• **Set task**:
Make an exact copy of the lines, leaving the pictures out.

• **Extracted information**:
⁂
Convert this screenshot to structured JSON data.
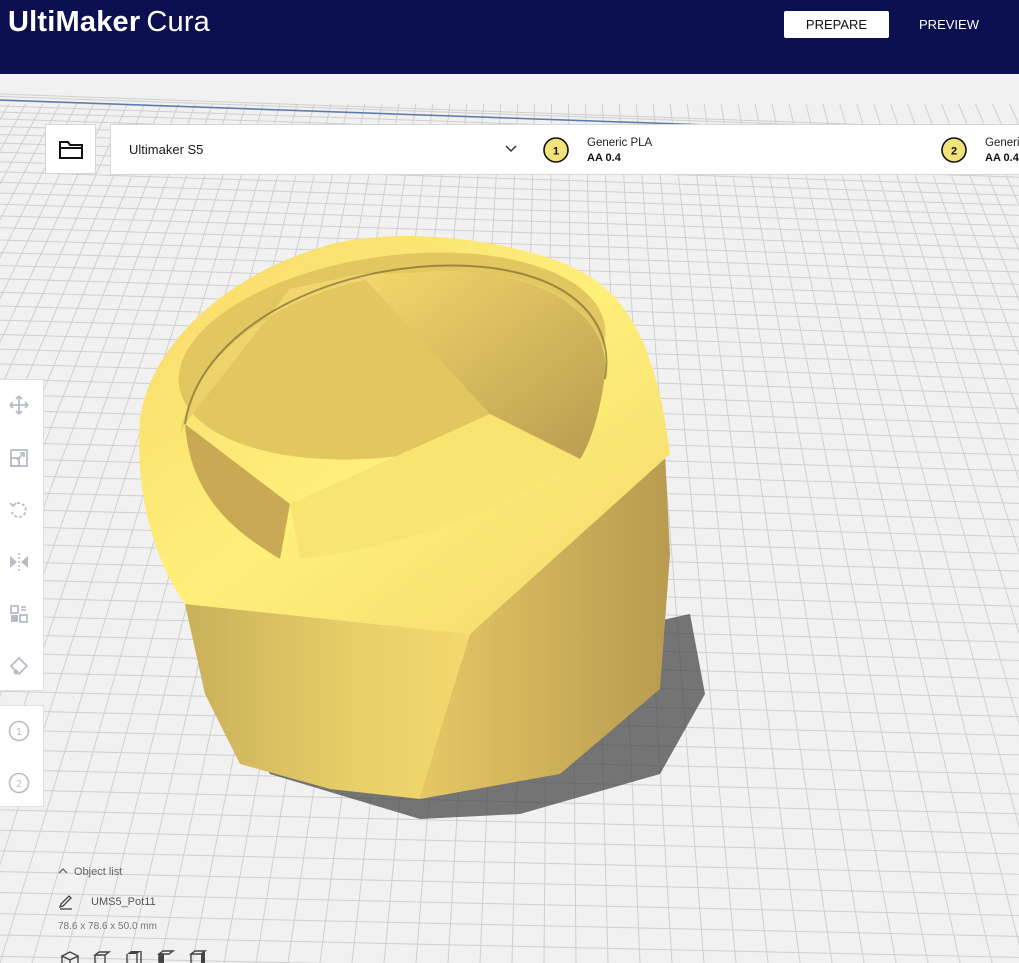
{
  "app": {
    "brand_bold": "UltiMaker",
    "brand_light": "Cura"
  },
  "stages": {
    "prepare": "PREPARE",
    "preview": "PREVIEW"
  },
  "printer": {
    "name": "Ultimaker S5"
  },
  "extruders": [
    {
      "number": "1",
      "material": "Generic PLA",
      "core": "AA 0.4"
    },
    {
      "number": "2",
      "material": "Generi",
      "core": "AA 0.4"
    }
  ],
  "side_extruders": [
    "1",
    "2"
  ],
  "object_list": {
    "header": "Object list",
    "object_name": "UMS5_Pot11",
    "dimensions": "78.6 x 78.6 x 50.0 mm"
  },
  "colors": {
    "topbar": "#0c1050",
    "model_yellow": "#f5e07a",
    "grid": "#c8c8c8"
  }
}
⁂
• **Final result**:
Convert this screenshot to structured JSON data.
{
  "app": {
    "brand_bold": "UltiMaker",
    "brand_light": "Cura"
  },
  "stages": {
    "prepare": "PREPARE",
    "preview": "PREVIEW"
  },
  "printer": {
    "name": "Ultimaker S5"
  },
  "extruders": [
    {
      "number": "1",
      "material": "Generic PLA",
      "core": "AA 0.4"
    },
    {
      "number": "2",
      "material": "Generi",
      "core": "AA 0.4"
    }
  ],
  "side_extruders": [
    "1",
    "2"
  ],
  "object_list": {
    "header": "Object list",
    "object_name": "UMS5_Pot11",
    "dimensions": "78.6 x 78.6 x 50.0 mm"
  },
  "colors": {
    "topbar": "#0c1050",
    "model_yellow": "#f5e07a",
    "grid": "#c8c8c8"
  }
}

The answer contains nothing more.